Goal: Report, as a bare number, how many lines contain the string "الطرق".

Items:
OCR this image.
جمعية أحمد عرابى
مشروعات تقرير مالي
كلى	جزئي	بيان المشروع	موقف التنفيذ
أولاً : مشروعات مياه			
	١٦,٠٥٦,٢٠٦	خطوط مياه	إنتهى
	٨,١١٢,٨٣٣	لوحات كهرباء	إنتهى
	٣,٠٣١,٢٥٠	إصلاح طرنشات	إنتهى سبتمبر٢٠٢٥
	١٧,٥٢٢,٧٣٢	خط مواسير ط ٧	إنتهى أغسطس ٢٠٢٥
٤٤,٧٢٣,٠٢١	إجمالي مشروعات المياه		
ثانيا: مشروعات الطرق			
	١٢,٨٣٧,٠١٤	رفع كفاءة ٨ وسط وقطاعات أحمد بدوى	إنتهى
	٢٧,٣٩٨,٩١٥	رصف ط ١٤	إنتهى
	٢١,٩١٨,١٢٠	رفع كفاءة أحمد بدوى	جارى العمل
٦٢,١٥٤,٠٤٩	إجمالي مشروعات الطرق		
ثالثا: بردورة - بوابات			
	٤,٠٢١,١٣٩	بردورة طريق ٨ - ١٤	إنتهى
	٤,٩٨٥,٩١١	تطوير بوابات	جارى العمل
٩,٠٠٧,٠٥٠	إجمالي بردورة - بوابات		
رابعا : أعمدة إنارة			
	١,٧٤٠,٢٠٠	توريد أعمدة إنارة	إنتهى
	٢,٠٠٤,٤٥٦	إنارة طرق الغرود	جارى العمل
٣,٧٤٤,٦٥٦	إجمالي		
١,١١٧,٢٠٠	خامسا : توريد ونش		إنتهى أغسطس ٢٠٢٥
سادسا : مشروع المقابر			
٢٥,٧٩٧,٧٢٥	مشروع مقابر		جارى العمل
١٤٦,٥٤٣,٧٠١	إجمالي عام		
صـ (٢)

...

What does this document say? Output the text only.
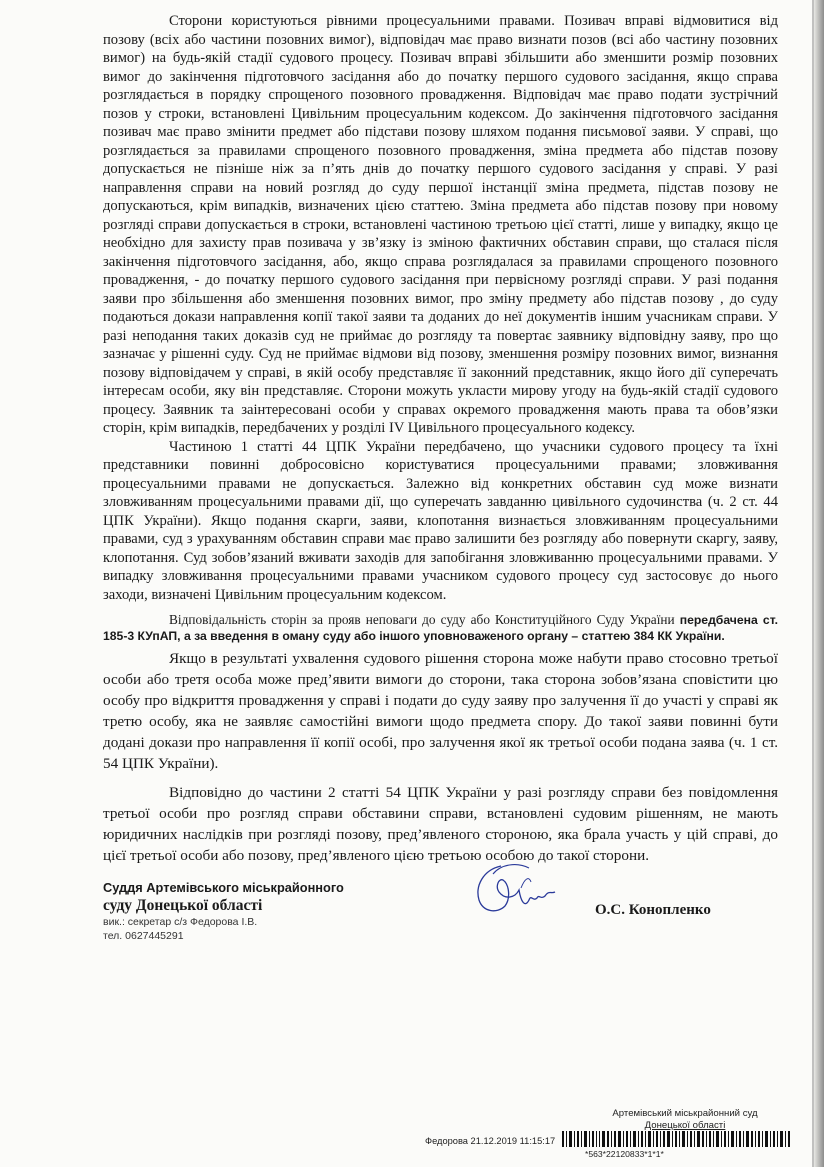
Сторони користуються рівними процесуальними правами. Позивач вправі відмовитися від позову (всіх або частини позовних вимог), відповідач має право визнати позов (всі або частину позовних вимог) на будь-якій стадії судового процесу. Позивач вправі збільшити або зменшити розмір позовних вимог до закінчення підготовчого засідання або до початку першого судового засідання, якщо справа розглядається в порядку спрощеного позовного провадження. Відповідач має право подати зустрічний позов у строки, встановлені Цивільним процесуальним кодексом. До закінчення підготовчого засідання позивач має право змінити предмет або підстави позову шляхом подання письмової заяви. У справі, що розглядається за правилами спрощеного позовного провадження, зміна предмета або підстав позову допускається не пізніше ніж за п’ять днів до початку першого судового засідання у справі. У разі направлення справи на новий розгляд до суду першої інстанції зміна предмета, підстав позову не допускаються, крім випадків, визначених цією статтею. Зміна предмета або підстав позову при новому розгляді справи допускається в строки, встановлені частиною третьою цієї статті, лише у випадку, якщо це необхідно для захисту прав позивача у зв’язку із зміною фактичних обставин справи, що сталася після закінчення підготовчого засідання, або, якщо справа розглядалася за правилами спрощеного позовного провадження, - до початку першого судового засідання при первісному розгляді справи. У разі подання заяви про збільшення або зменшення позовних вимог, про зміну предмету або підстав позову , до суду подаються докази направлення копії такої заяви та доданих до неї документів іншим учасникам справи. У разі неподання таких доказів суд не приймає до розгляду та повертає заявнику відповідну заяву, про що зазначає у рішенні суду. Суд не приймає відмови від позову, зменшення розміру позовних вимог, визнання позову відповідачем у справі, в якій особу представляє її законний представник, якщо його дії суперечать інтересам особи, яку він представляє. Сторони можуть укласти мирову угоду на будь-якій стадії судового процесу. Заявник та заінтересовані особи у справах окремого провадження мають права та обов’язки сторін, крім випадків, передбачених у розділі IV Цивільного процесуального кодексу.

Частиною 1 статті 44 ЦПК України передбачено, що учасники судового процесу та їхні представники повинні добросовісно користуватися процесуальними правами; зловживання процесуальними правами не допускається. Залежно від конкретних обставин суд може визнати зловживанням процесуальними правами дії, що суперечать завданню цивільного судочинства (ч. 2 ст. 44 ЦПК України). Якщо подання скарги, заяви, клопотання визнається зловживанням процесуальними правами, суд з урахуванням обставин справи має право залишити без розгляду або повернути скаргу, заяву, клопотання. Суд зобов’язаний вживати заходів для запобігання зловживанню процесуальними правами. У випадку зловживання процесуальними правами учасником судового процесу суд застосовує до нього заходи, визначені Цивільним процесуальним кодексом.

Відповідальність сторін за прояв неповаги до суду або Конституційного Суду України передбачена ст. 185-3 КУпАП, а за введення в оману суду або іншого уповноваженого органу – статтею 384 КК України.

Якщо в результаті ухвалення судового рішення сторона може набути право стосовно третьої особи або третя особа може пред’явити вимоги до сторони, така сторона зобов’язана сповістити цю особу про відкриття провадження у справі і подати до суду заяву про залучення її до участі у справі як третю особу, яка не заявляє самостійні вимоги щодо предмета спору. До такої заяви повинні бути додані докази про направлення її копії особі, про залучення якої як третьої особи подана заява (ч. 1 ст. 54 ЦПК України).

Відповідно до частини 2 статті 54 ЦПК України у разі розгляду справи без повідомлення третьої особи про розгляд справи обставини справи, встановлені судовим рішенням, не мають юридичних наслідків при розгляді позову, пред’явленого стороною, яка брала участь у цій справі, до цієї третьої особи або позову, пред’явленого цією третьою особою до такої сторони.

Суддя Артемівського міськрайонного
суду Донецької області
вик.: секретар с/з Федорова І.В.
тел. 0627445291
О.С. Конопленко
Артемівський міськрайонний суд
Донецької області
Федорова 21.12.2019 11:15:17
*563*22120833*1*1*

Worked answer: 2